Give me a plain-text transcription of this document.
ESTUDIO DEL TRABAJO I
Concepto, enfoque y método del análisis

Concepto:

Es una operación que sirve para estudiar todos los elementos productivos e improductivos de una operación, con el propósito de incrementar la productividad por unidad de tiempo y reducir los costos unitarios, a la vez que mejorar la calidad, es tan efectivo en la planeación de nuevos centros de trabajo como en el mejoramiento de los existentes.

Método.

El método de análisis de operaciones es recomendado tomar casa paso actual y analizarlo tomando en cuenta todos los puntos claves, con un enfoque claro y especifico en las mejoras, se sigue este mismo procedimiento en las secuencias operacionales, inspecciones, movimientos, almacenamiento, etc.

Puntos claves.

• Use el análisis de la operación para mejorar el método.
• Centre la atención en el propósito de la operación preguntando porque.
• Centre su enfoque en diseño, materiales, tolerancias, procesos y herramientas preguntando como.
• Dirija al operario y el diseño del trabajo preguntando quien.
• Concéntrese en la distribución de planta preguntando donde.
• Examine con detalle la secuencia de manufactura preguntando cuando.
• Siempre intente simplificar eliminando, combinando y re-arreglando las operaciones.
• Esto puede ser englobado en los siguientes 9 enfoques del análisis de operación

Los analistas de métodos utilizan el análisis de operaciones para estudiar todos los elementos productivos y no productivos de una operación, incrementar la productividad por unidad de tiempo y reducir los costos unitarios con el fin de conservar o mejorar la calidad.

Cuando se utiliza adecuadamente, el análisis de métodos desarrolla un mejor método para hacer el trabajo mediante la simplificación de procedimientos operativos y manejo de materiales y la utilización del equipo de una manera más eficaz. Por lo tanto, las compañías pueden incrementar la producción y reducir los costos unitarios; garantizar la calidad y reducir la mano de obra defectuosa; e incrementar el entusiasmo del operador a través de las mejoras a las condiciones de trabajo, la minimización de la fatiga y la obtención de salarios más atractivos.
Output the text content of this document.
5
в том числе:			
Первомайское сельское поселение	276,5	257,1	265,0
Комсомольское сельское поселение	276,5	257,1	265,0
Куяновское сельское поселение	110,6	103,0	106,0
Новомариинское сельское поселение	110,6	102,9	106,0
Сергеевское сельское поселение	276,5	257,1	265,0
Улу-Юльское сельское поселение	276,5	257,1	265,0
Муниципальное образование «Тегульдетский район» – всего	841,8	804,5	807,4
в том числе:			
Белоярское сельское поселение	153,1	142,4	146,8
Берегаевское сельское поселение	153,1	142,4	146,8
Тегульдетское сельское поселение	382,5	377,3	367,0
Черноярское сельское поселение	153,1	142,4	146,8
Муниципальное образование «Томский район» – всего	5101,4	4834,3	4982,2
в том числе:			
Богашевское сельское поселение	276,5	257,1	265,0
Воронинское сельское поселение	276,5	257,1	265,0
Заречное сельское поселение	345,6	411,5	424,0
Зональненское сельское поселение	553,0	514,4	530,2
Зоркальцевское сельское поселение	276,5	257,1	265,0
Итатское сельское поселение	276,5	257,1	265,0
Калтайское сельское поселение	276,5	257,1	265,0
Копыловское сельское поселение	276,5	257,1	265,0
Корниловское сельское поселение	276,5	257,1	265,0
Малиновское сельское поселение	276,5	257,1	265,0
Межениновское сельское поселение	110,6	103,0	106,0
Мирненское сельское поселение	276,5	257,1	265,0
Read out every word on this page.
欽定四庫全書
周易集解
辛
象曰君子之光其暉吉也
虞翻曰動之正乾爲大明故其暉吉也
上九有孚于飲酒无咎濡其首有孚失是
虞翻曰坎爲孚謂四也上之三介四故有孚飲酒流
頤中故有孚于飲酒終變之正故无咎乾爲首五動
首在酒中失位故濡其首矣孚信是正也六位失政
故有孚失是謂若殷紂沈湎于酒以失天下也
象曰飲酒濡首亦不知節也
----------
— Instruction —
Return all lines containing "tiempo".

— Written response —
Es una operación que sirve para estudiar todos los elementos productivos e improductivos de una operación, con el propósito de incrementar la productividad por unidad de tiempo y reducir los costos unitarios, a la vez que mejorar la calidad, es tan efectivo en la planeación de nuevos centros de trabajo como en el mejoramiento de los existentes.
Los analistas de métodos utilizan el análisis de operaciones para estudiar todos los elementos productivos y no productivos de una operación, incrementar la productividad por unidad de tiempo y reducir los costos unitarios con el fin de conservar o mejorar la calidad.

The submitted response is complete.